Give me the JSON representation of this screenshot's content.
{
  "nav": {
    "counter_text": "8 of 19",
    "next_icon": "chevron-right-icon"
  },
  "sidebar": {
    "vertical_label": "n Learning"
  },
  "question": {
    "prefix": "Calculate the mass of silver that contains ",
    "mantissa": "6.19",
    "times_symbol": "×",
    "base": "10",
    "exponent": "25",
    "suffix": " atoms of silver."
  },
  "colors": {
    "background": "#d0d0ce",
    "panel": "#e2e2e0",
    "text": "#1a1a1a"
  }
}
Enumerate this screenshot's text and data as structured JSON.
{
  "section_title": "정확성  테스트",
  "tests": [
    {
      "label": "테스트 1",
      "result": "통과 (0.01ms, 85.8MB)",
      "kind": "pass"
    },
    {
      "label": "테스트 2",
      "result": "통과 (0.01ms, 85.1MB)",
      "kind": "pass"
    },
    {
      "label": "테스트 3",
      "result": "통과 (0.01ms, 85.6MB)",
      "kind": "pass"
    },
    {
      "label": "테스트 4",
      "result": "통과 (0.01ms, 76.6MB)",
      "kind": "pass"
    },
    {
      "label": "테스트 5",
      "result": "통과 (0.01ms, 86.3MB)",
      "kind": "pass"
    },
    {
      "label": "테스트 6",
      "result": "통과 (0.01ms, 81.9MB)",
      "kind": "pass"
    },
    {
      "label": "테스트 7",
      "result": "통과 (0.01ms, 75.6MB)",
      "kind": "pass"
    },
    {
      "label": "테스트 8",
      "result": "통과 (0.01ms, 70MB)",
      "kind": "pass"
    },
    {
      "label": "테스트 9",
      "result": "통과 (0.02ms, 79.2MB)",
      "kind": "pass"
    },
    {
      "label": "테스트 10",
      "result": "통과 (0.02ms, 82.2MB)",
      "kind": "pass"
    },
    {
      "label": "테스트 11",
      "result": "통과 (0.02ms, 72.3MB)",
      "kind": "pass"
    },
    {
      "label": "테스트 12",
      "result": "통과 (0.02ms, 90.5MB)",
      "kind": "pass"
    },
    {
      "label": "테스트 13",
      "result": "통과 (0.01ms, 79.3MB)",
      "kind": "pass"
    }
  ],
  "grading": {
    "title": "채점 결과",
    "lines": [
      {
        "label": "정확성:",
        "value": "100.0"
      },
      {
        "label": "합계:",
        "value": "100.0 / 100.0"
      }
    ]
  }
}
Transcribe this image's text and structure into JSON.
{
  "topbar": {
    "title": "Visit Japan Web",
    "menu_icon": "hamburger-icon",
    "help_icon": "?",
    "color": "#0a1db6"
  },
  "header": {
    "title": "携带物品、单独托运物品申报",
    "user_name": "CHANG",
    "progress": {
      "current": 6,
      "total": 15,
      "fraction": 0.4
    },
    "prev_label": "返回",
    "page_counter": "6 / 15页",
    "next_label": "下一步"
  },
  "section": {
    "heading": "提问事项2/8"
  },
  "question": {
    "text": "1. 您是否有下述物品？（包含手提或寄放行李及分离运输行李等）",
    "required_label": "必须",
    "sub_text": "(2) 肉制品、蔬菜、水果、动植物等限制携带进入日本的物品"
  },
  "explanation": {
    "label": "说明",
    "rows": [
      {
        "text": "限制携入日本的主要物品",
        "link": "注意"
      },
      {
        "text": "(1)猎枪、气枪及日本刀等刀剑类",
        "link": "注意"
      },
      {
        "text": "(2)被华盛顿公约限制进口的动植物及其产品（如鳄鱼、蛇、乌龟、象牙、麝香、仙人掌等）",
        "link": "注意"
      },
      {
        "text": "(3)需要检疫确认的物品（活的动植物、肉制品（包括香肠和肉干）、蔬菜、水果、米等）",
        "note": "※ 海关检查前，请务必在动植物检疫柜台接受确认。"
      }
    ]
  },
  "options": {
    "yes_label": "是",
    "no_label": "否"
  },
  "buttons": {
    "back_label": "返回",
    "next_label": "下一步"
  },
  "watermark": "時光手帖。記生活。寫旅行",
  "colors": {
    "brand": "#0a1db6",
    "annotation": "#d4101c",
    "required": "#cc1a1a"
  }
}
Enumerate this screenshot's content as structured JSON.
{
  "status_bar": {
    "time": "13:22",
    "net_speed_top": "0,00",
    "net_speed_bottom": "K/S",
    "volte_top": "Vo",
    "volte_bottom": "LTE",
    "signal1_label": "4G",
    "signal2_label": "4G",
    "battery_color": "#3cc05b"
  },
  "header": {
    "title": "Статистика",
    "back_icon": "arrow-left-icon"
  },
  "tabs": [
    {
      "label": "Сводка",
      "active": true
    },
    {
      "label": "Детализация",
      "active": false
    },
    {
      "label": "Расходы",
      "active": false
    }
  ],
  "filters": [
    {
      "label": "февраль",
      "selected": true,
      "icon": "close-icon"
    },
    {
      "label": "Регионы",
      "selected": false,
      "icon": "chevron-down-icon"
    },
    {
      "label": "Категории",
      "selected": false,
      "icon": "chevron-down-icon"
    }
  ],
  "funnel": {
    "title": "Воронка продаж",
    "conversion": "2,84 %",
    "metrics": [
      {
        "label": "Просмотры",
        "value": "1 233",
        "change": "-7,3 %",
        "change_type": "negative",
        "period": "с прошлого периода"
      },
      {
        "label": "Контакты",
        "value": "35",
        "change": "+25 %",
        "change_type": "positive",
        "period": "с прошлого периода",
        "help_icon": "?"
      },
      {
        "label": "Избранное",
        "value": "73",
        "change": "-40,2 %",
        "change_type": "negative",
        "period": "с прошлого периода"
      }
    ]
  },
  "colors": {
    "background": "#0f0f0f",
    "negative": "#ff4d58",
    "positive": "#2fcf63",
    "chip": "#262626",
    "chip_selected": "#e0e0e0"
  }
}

● ● ● ● ● ● ●

Give the material above again, word for word.

**FINISHED ANSWER:**
Give me the JSON representation of this screenshot's content.
{
  "nav": {
    "counter_text": "8 of 19",
    "next_icon": "chevron-right-icon"
  },
  "sidebar": {
    "vertical_label": "n Learning"
  },
  "question": {
    "prefix": "Calculate the mass of silver that contains ",
    "mantissa": "6.19",
    "times_symbol": "×",
    "base": "10",
    "exponent": "25",
    "suffix": " atoms of silver."
  },
  "colors": {
    "background": "#d0d0ce",
    "panel": "#e2e2e0",
    "text": "#1a1a1a"
  }
}
Enumerate this screenshot's text and data as structured JSON.
{
  "section_title": "정확성  테스트",
  "tests": [
    {
      "label": "테스트 1",
      "result": "통과 (0.01ms, 85.8MB)",
      "kind": "pass"
    },
    {
      "label": "테스트 2",
      "result": "통과 (0.01ms, 85.1MB)",
      "kind": "pass"
    },
    {
      "label": "테스트 3",
      "result": "통과 (0.01ms, 85.6MB)",
      "kind": "pass"
    },
    {
      "label": "테스트 4",
      "result": "통과 (0.01ms, 76.6MB)",
      "kind": "pass"
    },
    {
      "label": "테스트 5",
      "result": "통과 (0.01ms, 86.3MB)",
      "kind": "pass"
    },
    {
      "label": "테스트 6",
      "result": "통과 (0.01ms, 81.9MB)",
      "kind": "pass"
    },
    {
      "label": "테스트 7",
      "result": "통과 (0.01ms, 75.6MB)",
      "kind": "pass"
    },
    {
      "label": "테스트 8",
      "result": "통과 (0.01ms, 70MB)",
      "kind": "pass"
    },
    {
      "label": "테스트 9",
      "result": "통과 (0.02ms, 79.2MB)",
      "kind": "pass"
    },
    {
      "label": "테스트 10",
      "result": "통과 (0.02ms, 82.2MB)",
      "kind": "pass"
    },
    {
      "label": "테스트 11",
      "result": "통과 (0.02ms, 72.3MB)",
      "kind": "pass"
    },
    {
      "label": "테스트 12",
      "result": "통과 (0.02ms, 90.5MB)",
      "kind": "pass"
    },
    {
      "label": "테스트 13",
      "result": "통과 (0.01ms, 79.3MB)",
      "kind": "pass"
    }
  ],
  "grading": {
    "title": "채점 결과",
    "lines": [
      {
        "label": "정확성:",
        "value": "100.0"
      },
      {
        "label": "합계:",
        "value": "100.0 / 100.0"
      }
    ]
  }
}
Transcribe this image's text and structure into JSON.
{
  "topbar": {
    "title": "Visit Japan Web",
    "menu_icon": "hamburger-icon",
    "help_icon": "?",
    "color": "#0a1db6"
  },
  "header": {
    "title": "携带物品、单独托运物品申报",
    "user_name": "CHANG",
    "progress": {
      "current": 6,
      "total": 15,
      "fraction": 0.4
    },
    "prev_label": "返回",
    "page_counter": "6 / 15页",
    "next_label": "下一步"
  },
  "section": {
    "heading": "提问事项2/8"
  },
  "question": {
    "text": "1. 您是否有下述物品？（包含手提或寄放行李及分离运输行李等）",
    "required_label": "必须",
    "sub_text": "(2) 肉制品、蔬菜、水果、动植物等限制携带进入日本的物品"
  },
  "explanation": {
    "label": "说明",
    "rows": [
      {
        "text": "限制携入日本的主要物品",
        "link": "注意"
      },
      {
        "text": "(1)猎枪、气枪及日本刀等刀剑类",
        "link": "注意"
      },
      {
        "text": "(2)被华盛顿公约限制进口的动植物及其产品（如鳄鱼、蛇、乌龟、象牙、麝香、仙人掌等）",
        "link": "注意"
      },
      {
        "text": "(3)需要检疫确认的物品（活的动植物、肉制品（包括香肠和肉干）、蔬菜、水果、米等）",
        "note": "※ 海关检查前，请务必在动植物检疫柜台接受确认。"
      }
    ]
  },
  "options": {
    "yes_label": "是",
    "no_label": "否"
  },
  "buttons": {
    "back_label": "返回",
    "next_label": "下一步"
  },
  "watermark": "時光手帖。記生活。寫旅行",
  "colors": {
    "brand": "#0a1db6",
    "annotation": "#d4101c",
    "required": "#cc1a1a"
  }
}
Enumerate this screenshot's content as structured JSON.
{
  "status_bar": {
    "time": "13:22",
    "net_speed_top": "0,00",
    "net_speed_bottom": "K/S",
    "volte_top": "Vo",
    "volte_bottom": "LTE",
    "signal1_label": "4G",
    "signal2_label": "4G",
    "battery_color": "#3cc05b"
  },
  "header": {
    "title": "Статистика",
    "back_icon": "arrow-left-icon"
  },
  "tabs": [
    {
      "label": "Сводка",
      "active": true
    },
    {
      "label": "Детализация",
      "active": false
    },
    {
      "label": "Расходы",
      "active": false
    }
  ],
  "filters": [
    {
      "label": "февраль",
      "selected": true,
      "icon": "close-icon"
    },
    {
      "label": "Регионы",
      "selected": false,
      "icon": "chevron-down-icon"
    },
    {
      "label": "Категории",
      "selected": false,
      "icon": "chevron-down-icon"
    }
  ],
  "funnel": {
    "title": "Воронка продаж",
    "conversion": "2,84 %",
    "metrics": [
      {
        "label": "Просмотры",
        "value": "1 233",
        "change": "-7,3 %",
        "change_type": "negative",
        "period": "с прошлого периода"
      },
      {
        "label": "Контакты",
        "value": "35",
        "change": "+25 %",
        "change_type": "positive",
        "period": "с прошлого периода",
        "help_icon": "?"
      },
      {
        "label": "Избранное",
        "value": "73",
        "change": "-40,2 %",
        "change_type": "negative",
        "period": "с прошлого периода"
      }
    ]
  },
  "colors": {
    "background": "#0f0f0f",
    "negative": "#ff4d58",
    "positive": "#2fcf63",
    "chip": "#262626",
    "chip_selected": "#e0e0e0"
  }
}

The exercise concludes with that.